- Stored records
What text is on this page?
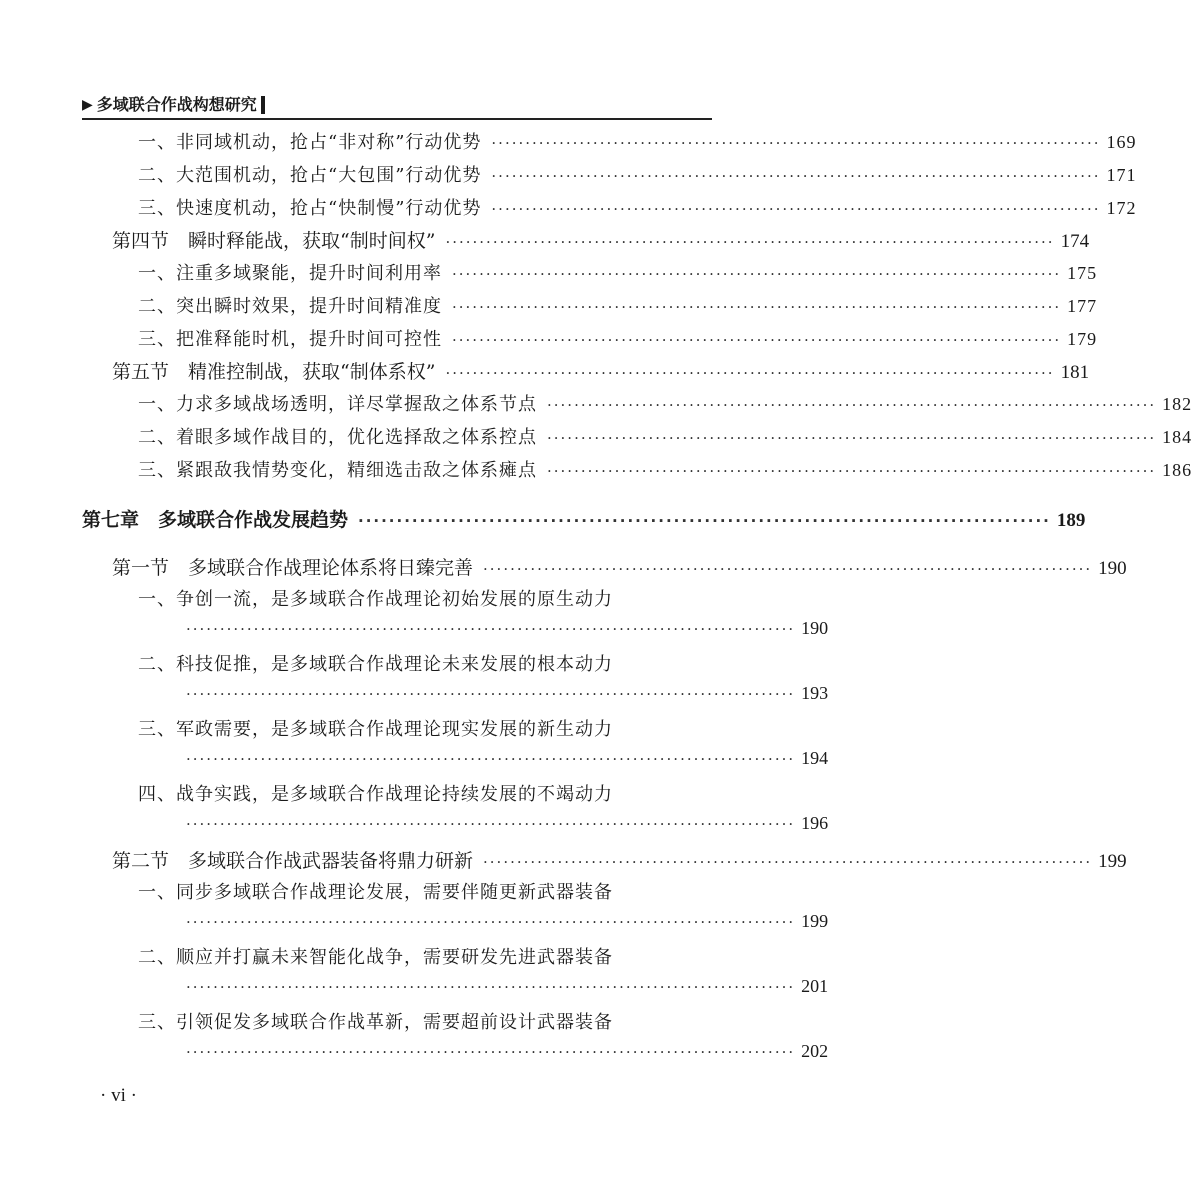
▶ 多域联合作战构想研究
一、非同域机动，抢占“非对称”行动优势 ·························································································· 169
二、大范围机动，抢占“大包围”行动优势 ·························································································· 171
三、快速度机动，抢占“快制慢”行动优势 ·························································································· 172
第四节　瞬时释能战，获取“制时间权” ·························································································· 174
一、注重多域聚能，提升时间利用率 ·························································································· 175
二、突出瞬时效果，提升时间精准度 ·························································································· 177
三、把准释能时机，提升时间可控性 ·························································································· 179
第五节　精准控制战，获取“制体系权” ·························································································· 181
一、力求多域战场透明，详尽掌握敌之体系节点 ·························································································· 182
二、着眼多域作战目的，优化选择敌之体系控点 ·························································································· 184
三、紧跟敌我情势变化，精细选击敌之体系瘫点 ·························································································· 186
第七章　多域联合作战发展趋势 ·························································································· 189
第一节　多域联合作战理论体系将日臻完善 ·························································································· 190
一、争创一流，是多域联合作战理论初始发展的原生动力
·························································································· 190
二、科技促推，是多域联合作战理论未来发展的根本动力
·························································································· 193
三、军政需要，是多域联合作战理论现实发展的新生动力
·························································································· 194
四、战争实践，是多域联合作战理论持续发展的不竭动力
·························································································· 196
第二节　多域联合作战武器装备将鼎力研新 ·························································································· 199
一、同步多域联合作战理论发展，需要伴随更新武器装备
·························································································· 199
二、顺应并打赢未来智能化战争，需要研发先进武器装备
·························································································· 201
三、引领促发多域联合作战革新，需要超前设计武器装备
·························································································· 202
· vi ·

- Task objective
From the records given above, reproduce all text exactly and exclude each picture.

- Written reply
What text is on this page?
▶ 多域联合作战构想研究
一、非同域机动，抢占“非对称”行动优势 ·························································································· 169
二、大范围机动，抢占“大包围”行动优势 ·························································································· 171
三、快速度机动，抢占“快制慢”行动优势 ·························································································· 172
第四节　瞬时释能战，获取“制时间权” ·························································································· 174
一、注重多域聚能，提升时间利用率 ·························································································· 175
二、突出瞬时效果，提升时间精准度 ·························································································· 177
三、把准释能时机，提升时间可控性 ·························································································· 179
第五节　精准控制战，获取“制体系权” ·························································································· 181
一、力求多域战场透明，详尽掌握敌之体系节点 ·························································································· 182
二、着眼多域作战目的，优化选择敌之体系控点 ·························································································· 184
三、紧跟敌我情势变化，精细选击敌之体系瘫点 ·························································································· 186
第七章　多域联合作战发展趋势 ·························································································· 189
第一节　多域联合作战理论体系将日臻完善 ·························································································· 190
一、争创一流，是多域联合作战理论初始发展的原生动力
·························································································· 190
二、科技促推，是多域联合作战理论未来发展的根本动力
·························································································· 193
三、军政需要，是多域联合作战理论现实发展的新生动力
·························································································· 194
四、战争实践，是多域联合作战理论持续发展的不竭动力
·························································································· 196
第二节　多域联合作战武器装备将鼎力研新 ·························································································· 199
一、同步多域联合作战理论发展，需要伴随更新武器装备
·························································································· 199
二、顺应并打赢未来智能化战争，需要研发先进武器装备
·························································································· 201
三、引领促发多域联合作战革新，需要超前设计武器装备
·························································································· 202
· vi ·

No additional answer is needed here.